*WRITTEN EXERCISE*
Copy out each line containing "name" from the entries below.

— Start THE DATA —

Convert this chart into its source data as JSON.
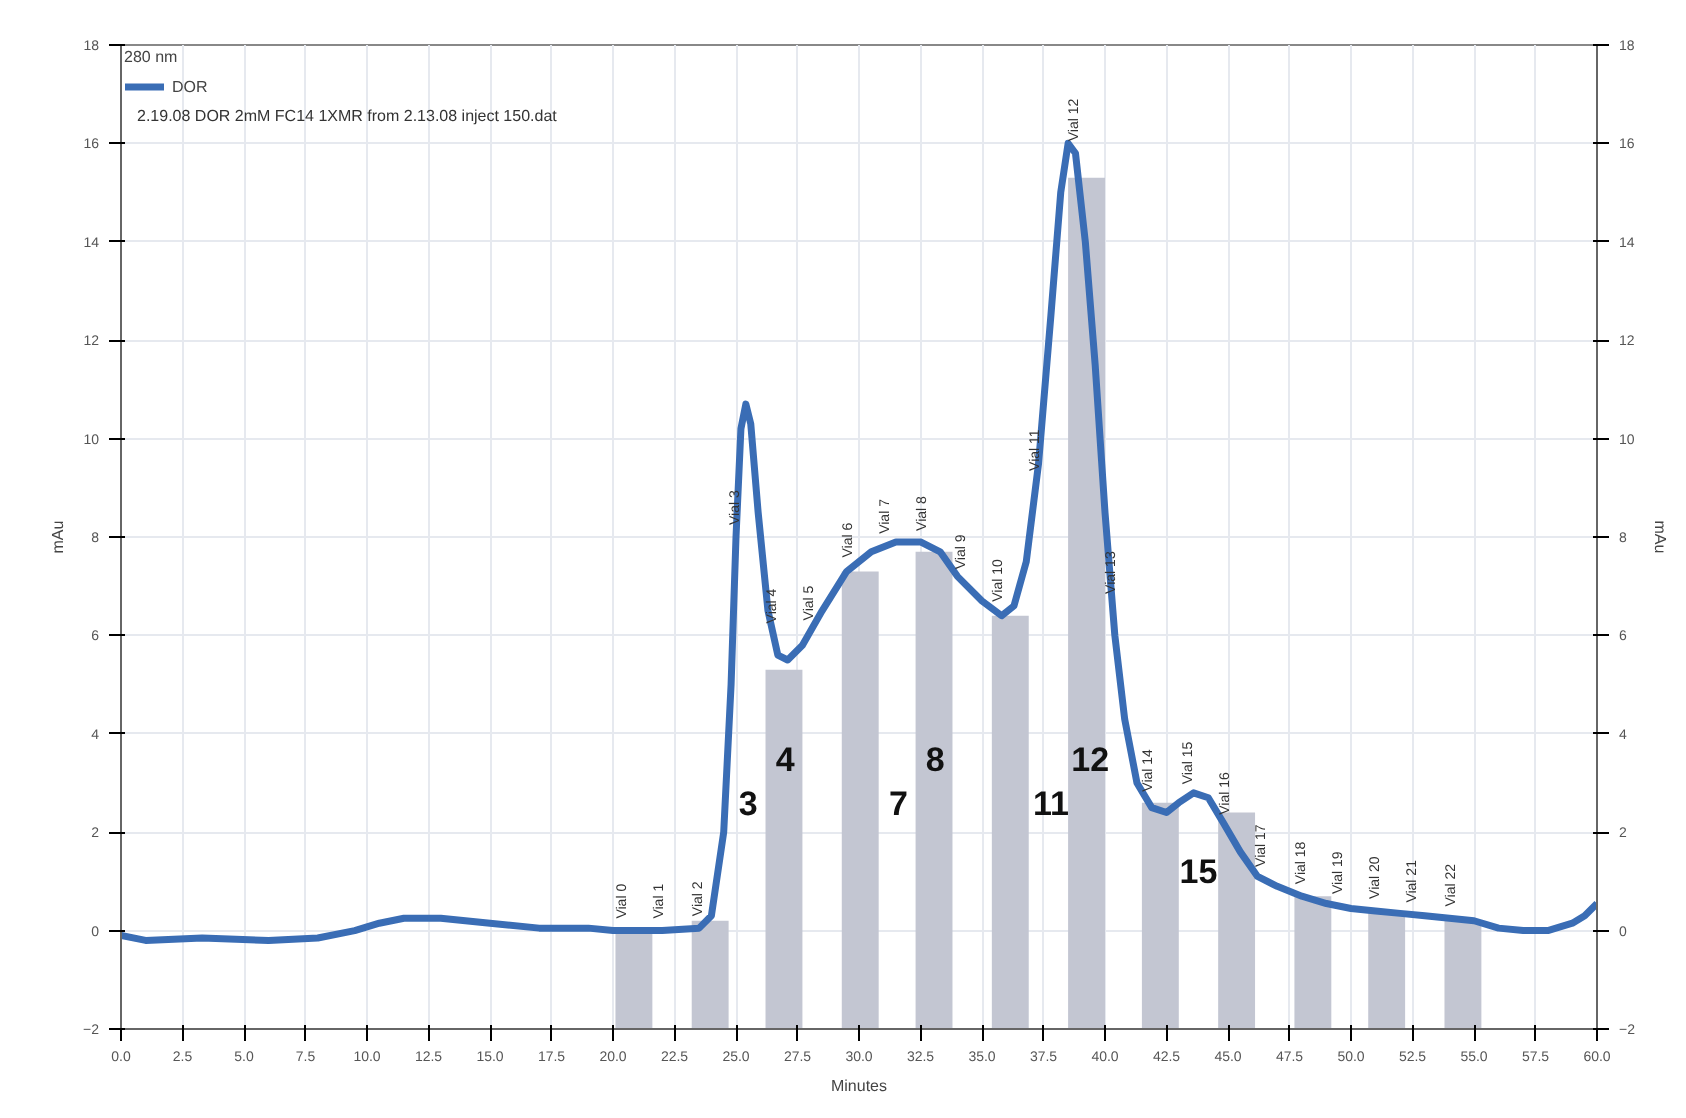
{
  "chart_data": {
    "type": "line",
    "legend_title": "280 nm",
    "xlabel": "Minutes",
    "ylabel": "mAu",
    "y2label": "mAu",
    "xlim": [
      0,
      60
    ],
    "ylim": [
      -2,
      18
    ],
    "y2lim": [
      -2,
      18
    ],
    "xticks": [
      {
        "value": 0,
        "label": "0.0"
      },
      {
        "value": 2.5,
        "label": "2.5"
      },
      {
        "value": 5,
        "label": "5.0"
      },
      {
        "value": 7.5,
        "label": "7.5"
      },
      {
        "value": 10,
        "label": "10.0"
      },
      {
        "value": 12.5,
        "label": "12.5"
      },
      {
        "value": 15,
        "label": "15.0"
      },
      {
        "value": 17.5,
        "label": "17.5"
      },
      {
        "value": 20,
        "label": "20.0"
      },
      {
        "value": 22.5,
        "label": "22.5"
      },
      {
        "value": 25,
        "label": "25.0"
      },
      {
        "value": 27.5,
        "label": "27.5"
      },
      {
        "value": 30,
        "label": "30.0"
      },
      {
        "value": 32.5,
        "label": "32.5"
      },
      {
        "value": 35,
        "label": "35.0"
      },
      {
        "value": 37.5,
        "label": "37.5"
      },
      {
        "value": 40,
        "label": "40.0"
      },
      {
        "value": 42.5,
        "label": "42.5"
      },
      {
        "value": 45,
        "label": "45.0"
      },
      {
        "value": 47.5,
        "label": "47.5"
      },
      {
        "value": 50,
        "label": "50.0"
      },
      {
        "value": 52.5,
        "label": "52.5"
      },
      {
        "value": 55,
        "label": "55.0"
      },
      {
        "value": 57.5,
        "label": "57.5"
      },
      {
        "value": 60,
        "label": "60.0"
      }
    ],
    "yticks": [
      -2,
      0,
      2,
      4,
      6,
      8,
      10,
      12,
      14,
      16,
      18
    ],
    "y2ticks": [
      -2,
      0,
      2,
      4,
      6,
      8,
      10,
      12,
      14,
      16,
      18
    ],
    "grid": true,
    "legend": "top left",
    "marker": "none",
    "line_style": "solid",
    "series": [
      {
        "type": "bar",
        "color": "#c3c6d2",
        "x": [
          20.85,
          23.95,
          26.95,
          30.05,
          33.05,
          36.15,
          39.25,
          42.25,
          45.35,
          48.45,
          51.45,
          54.55
        ],
        "base": [
          -2,
          -2,
          -2,
          -2,
          -2,
          -2,
          -2,
          -2,
          -2,
          -2,
          -2,
          -2
        ],
        "values": [
          2.0,
          2.2,
          7.3,
          9.3,
          9.7,
          8.4,
          17.3,
          4.6,
          4.4,
          2.7,
          2.4,
          2.2
        ]
      },
      {
        "name": "DOR",
        "color": "#3a6db5",
        "x": [
          0,
          1,
          3.3,
          6,
          8,
          9.5,
          10.5,
          11.5,
          13,
          15,
          17,
          19,
          20,
          22,
          23.5,
          24,
          24.5,
          24.8,
          25.0,
          25.2,
          25.4,
          25.6,
          25.9,
          26.3,
          26.7,
          27.1,
          27.7,
          28.5,
          29.5,
          30.5,
          31.5,
          32.5,
          33.3,
          34,
          35,
          35.8,
          36.3,
          36.8,
          37.3,
          37.8,
          38.2,
          38.5,
          38.8,
          39.2,
          39.6,
          40.0,
          40.4,
          40.8,
          41.3,
          41.9,
          42.5,
          43.0,
          43.6,
          44.2,
          44.8,
          45.5,
          46.2,
          47,
          48,
          49,
          50,
          51,
          52,
          53,
          54,
          55,
          56,
          57,
          58,
          59,
          59.5,
          60
        ],
        "values": [
          -0.1,
          -0.2,
          -0.15,
          -0.2,
          -0.15,
          0.0,
          0.15,
          0.25,
          0.25,
          0.15,
          0.05,
          0.05,
          0.0,
          0.0,
          0.05,
          0.3,
          2,
          5,
          8,
          10.2,
          10.7,
          10.3,
          8.5,
          6.5,
          5.6,
          5.5,
          5.8,
          6.5,
          7.3,
          7.7,
          7.9,
          7.9,
          7.7,
          7.2,
          6.7,
          6.4,
          6.6,
          7.5,
          9.5,
          12.5,
          15.0,
          16.0,
          15.8,
          14,
          11.5,
          8.5,
          6,
          4.3,
          3.0,
          2.5,
          2.4,
          2.6,
          2.8,
          2.7,
          2.2,
          1.6,
          1.1,
          0.9,
          0.7,
          0.55,
          0.45,
          0.4,
          0.35,
          0.3,
          0.25,
          0.2,
          0.05,
          0.0,
          0.0,
          0.15,
          0.3,
          0.55
        ]
      }
    ],
    "annotations": [
      "2.19.08 DOR 2mM FC14 1XMR from 2.13.08 inject 150.dat",
      {
        "text": "Vial 0",
        "x": 20.4,
        "y": 0.0
      },
      {
        "text": "Vial 1",
        "x": 21.9,
        "y": 0.0
      },
      {
        "text": "Vial 2",
        "x": 23.5,
        "y": 0.05
      },
      {
        "text": "Vial 3",
        "x": 25.0,
        "y": 8
      },
      {
        "text": "Vial 4",
        "x": 26.5,
        "y": 6.0
      },
      {
        "text": "Vial 5",
        "x": 28.0,
        "y": 6.06
      },
      {
        "text": "Vial 6",
        "x": 29.6,
        "y": 7.34
      },
      {
        "text": "Vial 7",
        "x": 31.1,
        "y": 7.82
      },
      {
        "text": "Vial 8",
        "x": 32.6,
        "y": 7.88
      },
      {
        "text": "Vial 9",
        "x": 34.2,
        "y": 7.1
      },
      {
        "text": "Vial 10",
        "x": 35.7,
        "y": 6.44
      },
      {
        "text": "Vial 11",
        "x": 37.2,
        "y": 9.1
      },
      {
        "text": "Vial 12",
        "x": 38.8,
        "y": 15.8
      },
      {
        "text": "Vial 13",
        "x": 40.3,
        "y": 6.6
      },
      {
        "text": "Vial 14",
        "x": 41.8,
        "y": 2.58
      },
      {
        "text": "Vial 15",
        "x": 43.4,
        "y": 2.73
      },
      {
        "text": "Vial 16",
        "x": 44.9,
        "y": 2.11
      },
      {
        "text": "Vial 17",
        "x": 46.4,
        "y": 1.05
      },
      {
        "text": "Vial 18",
        "x": 48.0,
        "y": 0.7
      },
      {
        "text": "Vial 19",
        "x": 49.5,
        "y": 0.5
      },
      {
        "text": "Vial 20",
        "x": 51.0,
        "y": 0.4
      },
      {
        "text": "Vial 21",
        "x": 52.5,
        "y": 0.325
      },
      {
        "text": "Vial 22",
        "x": 54.1,
        "y": 0.245
      },
      "3",
      "4",
      "7",
      "8",
      "11",
      "12",
      "15"
    ]
  }
}
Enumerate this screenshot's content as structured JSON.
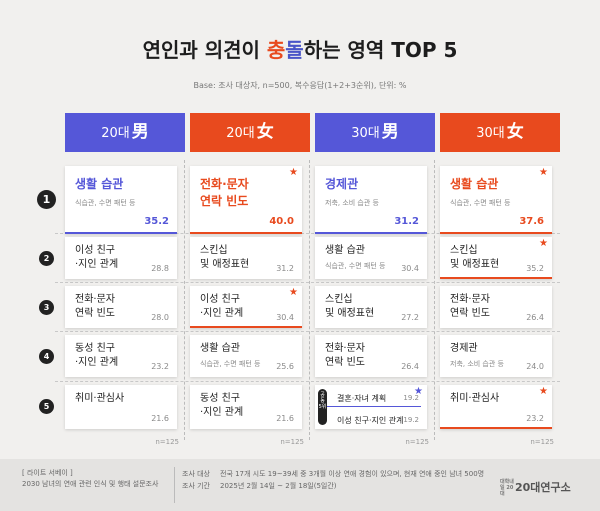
{
  "title": {
    "pre": "연인과 의견이 ",
    "hl1": "충",
    "hl2": "돌",
    "post": "하는 영역 TOP 5"
  },
  "base_note": "Base: 조사 대상자, n=500, 복수응답(1+2+3순위), 단위: %",
  "columns": [
    {
      "age": "20대",
      "gender": "男",
      "n": "n=125"
    },
    {
      "age": "20대",
      "gender": "女",
      "n": "n=125"
    },
    {
      "age": "30대",
      "gender": "男",
      "n": "n=125"
    },
    {
      "age": "30대",
      "gender": "女",
      "n": "n=125"
    }
  ],
  "ranks": [
    "1",
    "2",
    "3",
    "4",
    "5"
  ],
  "tie_label": "공동 5위",
  "chart_data": {
    "type": "table",
    "title": "연인과 의견이 충돌하는 영역 TOP 5",
    "subtitle": "Base: 조사 대상자, n=500, 복수응답(1+2+3순위), 단위: %",
    "columns": [
      "20대 男",
      "20대 女",
      "30대 男",
      "30대 女"
    ],
    "rows": [
      [
        {
          "label": "생활 습관",
          "sub": "식습관, 수면 패턴 등",
          "value": "35.2",
          "star": false
        },
        {
          "label": "전화·문자\n연락 빈도",
          "sub": "",
          "value": "40.0",
          "star": true
        },
        {
          "label": "경제관",
          "sub": "저축, 소비 습관 등",
          "value": "31.2",
          "star": false
        },
        {
          "label": "생활 습관",
          "sub": "식습관, 수면 패턴 등",
          "value": "37.6",
          "star": true
        }
      ],
      [
        {
          "label": "이성 친구\n·지인 관계",
          "sub": "",
          "value": "28.8",
          "star": false
        },
        {
          "label": "스킨십\n및 애정표현",
          "sub": "",
          "value": "31.2",
          "star": false
        },
        {
          "label": "생활 습관",
          "sub": "식습관, 수면 패턴 등",
          "value": "30.4",
          "star": false
        },
        {
          "label": "스킨십\n및 애정표현",
          "sub": "",
          "value": "35.2",
          "star": true
        }
      ],
      [
        {
          "label": "전화·문자\n연락 빈도",
          "sub": "",
          "value": "28.0",
          "star": false
        },
        {
          "label": "이성 친구\n·지인 관계",
          "sub": "",
          "value": "30.4",
          "star": true
        },
        {
          "label": "스킨십\n및 애정표현",
          "sub": "",
          "value": "27.2",
          "star": false
        },
        {
          "label": "전화·문자\n연락 빈도",
          "sub": "",
          "value": "26.4",
          "star": false
        }
      ],
      [
        {
          "label": "동성 친구\n·지인 관계",
          "sub": "",
          "value": "23.2",
          "star": false
        },
        {
          "label": "생활 습관",
          "sub": "식습관, 수면 패턴 등",
          "value": "25.6",
          "star": false
        },
        {
          "label": "전화·문자\n연락 빈도",
          "sub": "",
          "value": "26.4",
          "star": false
        },
        {
          "label": "경제관",
          "sub": "저축, 소비 습관 등",
          "value": "24.0",
          "star": false
        }
      ],
      [
        {
          "label": "취미·관심사",
          "sub": "",
          "value": "21.6",
          "star": false
        },
        {
          "label": "동성 친구\n·지인 관계",
          "sub": "",
          "value": "21.6",
          "star": false
        },
        {
          "tie": [
            {
              "label": "결혼·자녀 계획",
              "value": "19.2",
              "star": true
            },
            {
              "label": "이성 친구·지인 관계",
              "value": "19.2",
              "star": false
            }
          ]
        },
        {
          "label": "취미·관심사",
          "sub": "",
          "value": "23.2",
          "star": true
        }
      ]
    ]
  },
  "footer": {
    "source_line1": "[ 라이트 서베이 ]",
    "source_line2": "2030 남녀의 연애 관련 인식 및 행태 설문조사",
    "target_key": "조사 대상",
    "target_val": "전국 17개 시도 19~39세 중 3개월 이상 연애 경험이 있으며, 현재 연애 중인 남녀 500명",
    "period_key": "조사 기간",
    "period_val": "2025년 2월 14일 ~ 2월 18일(5일간)",
    "logo_mark": "대학내일 20대",
    "logo_text": "20대연구소"
  },
  "colors": {
    "male": "#5557d8",
    "female": "#e84a1e",
    "star_orange": "#e84a1e",
    "star_blue": "#5557d8"
  },
  "icons": {
    "star": "★"
  }
}
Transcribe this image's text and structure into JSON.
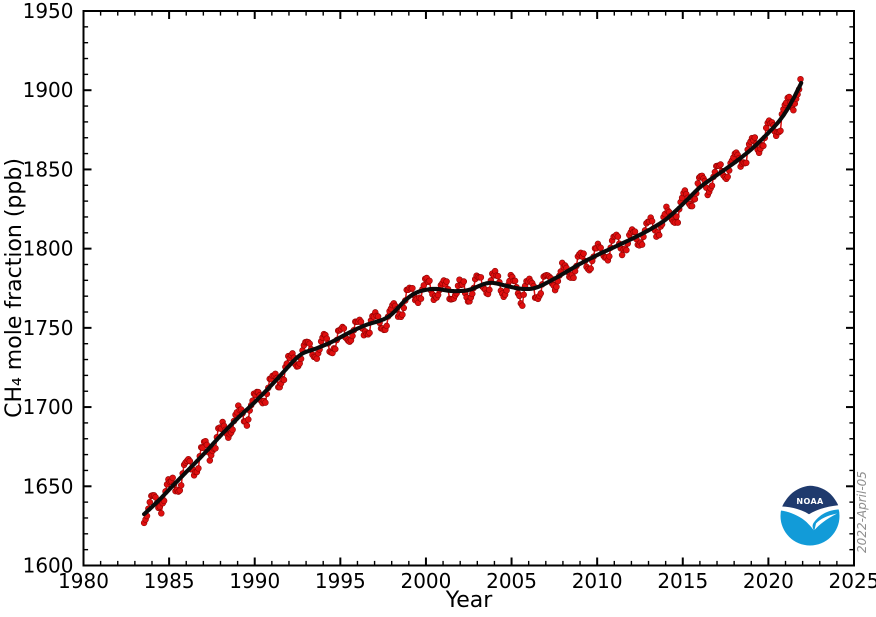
{
  "chart_data": {
    "type": "scatter",
    "title": "",
    "xlabel": "Year",
    "ylabel": "CH₄ mole fraction (ppb)",
    "xlim": [
      1980,
      2025
    ],
    "ylim": [
      1600,
      1950
    ],
    "x_major_ticks": [
      1980,
      1985,
      1990,
      1995,
      2000,
      2005,
      2010,
      2015,
      2020,
      2025
    ],
    "y_major_ticks": [
      1600,
      1650,
      1700,
      1750,
      1800,
      1850,
      1900,
      1950
    ],
    "x_minor_step": 1,
    "y_minor_step": 10,
    "grid": false,
    "series": [
      {
        "name": "global-monthly-mean-ch4",
        "style": "scatter-line",
        "color": "#df0f0f",
        "edge_color": "#8a0000",
        "marker_radius": 2.95,
        "line_width": 1.5,
        "x_start": 1983.5417,
        "x_end": 2021.9583,
        "x_step_years": 0.0833333,
        "seasonal_amplitude_ppb": 5.8,
        "seasonal_phase": 0.21,
        "seasonal_shape": "flattened-sine",
        "noise_ppb": 2.0,
        "noise_seed": 77
      },
      {
        "name": "deseasonalized-trend",
        "style": "line",
        "color": "#0b0b0b",
        "line_width": 4.1,
        "knots": [
          [
            1983.6,
            1633
          ],
          [
            1984.0,
            1637
          ],
          [
            1984.5,
            1642
          ],
          [
            1985.0,
            1648
          ],
          [
            1986.0,
            1659
          ],
          [
            1987.0,
            1670
          ],
          [
            1988.0,
            1682
          ],
          [
            1989.0,
            1693
          ],
          [
            1990.0,
            1703
          ],
          [
            1991.0,
            1714
          ],
          [
            1992.0,
            1726
          ],
          [
            1992.7,
            1734
          ],
          [
            1993.5,
            1736.5
          ],
          [
            1994.5,
            1741
          ],
          [
            1995.5,
            1747
          ],
          [
            1996.5,
            1752
          ],
          [
            1997.5,
            1755
          ],
          [
            1998.0,
            1758
          ],
          [
            1998.8,
            1768
          ],
          [
            1999.5,
            1773
          ],
          [
            2000.5,
            1775
          ],
          [
            2001.5,
            1773
          ],
          [
            2002.5,
            1773.5
          ],
          [
            2003.3,
            1777.5
          ],
          [
            2003.8,
            1779
          ],
          [
            2004.5,
            1777
          ],
          [
            2005.5,
            1774.5
          ],
          [
            2006.3,
            1774.5
          ],
          [
            2007.0,
            1778
          ],
          [
            2008.0,
            1784
          ],
          [
            2009.0,
            1790.5
          ],
          [
            2010.0,
            1796
          ],
          [
            2011.0,
            1801
          ],
          [
            2012.0,
            1806
          ],
          [
            2013.0,
            1811.5
          ],
          [
            2014.0,
            1818
          ],
          [
            2015.0,
            1828
          ],
          [
            2016.0,
            1839
          ],
          [
            2017.0,
            1846.5
          ],
          [
            2018.0,
            1854
          ],
          [
            2019.0,
            1862.5
          ],
          [
            2020.0,
            1873
          ],
          [
            2020.7,
            1881
          ],
          [
            2021.3,
            1891
          ],
          [
            2021.96,
            1905.5
          ]
        ]
      }
    ]
  },
  "annotations": {
    "date_stamp": "2022-April-05"
  },
  "logo": {
    "name": "NOAA",
    "text": "NOAA",
    "navy": "#1f3a6d",
    "cyan": "#129bd8"
  },
  "colors": {
    "frame": "#000000",
    "tick_label": "#000000",
    "stamp": "#8e8e8e"
  }
}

— End THE DATA —

*FINAL RESULT*
        "name": "DOR",
        "name": "global-monthly-mean-ch4",
        "name": "deseasonalized-trend",
    "name": "NOAA",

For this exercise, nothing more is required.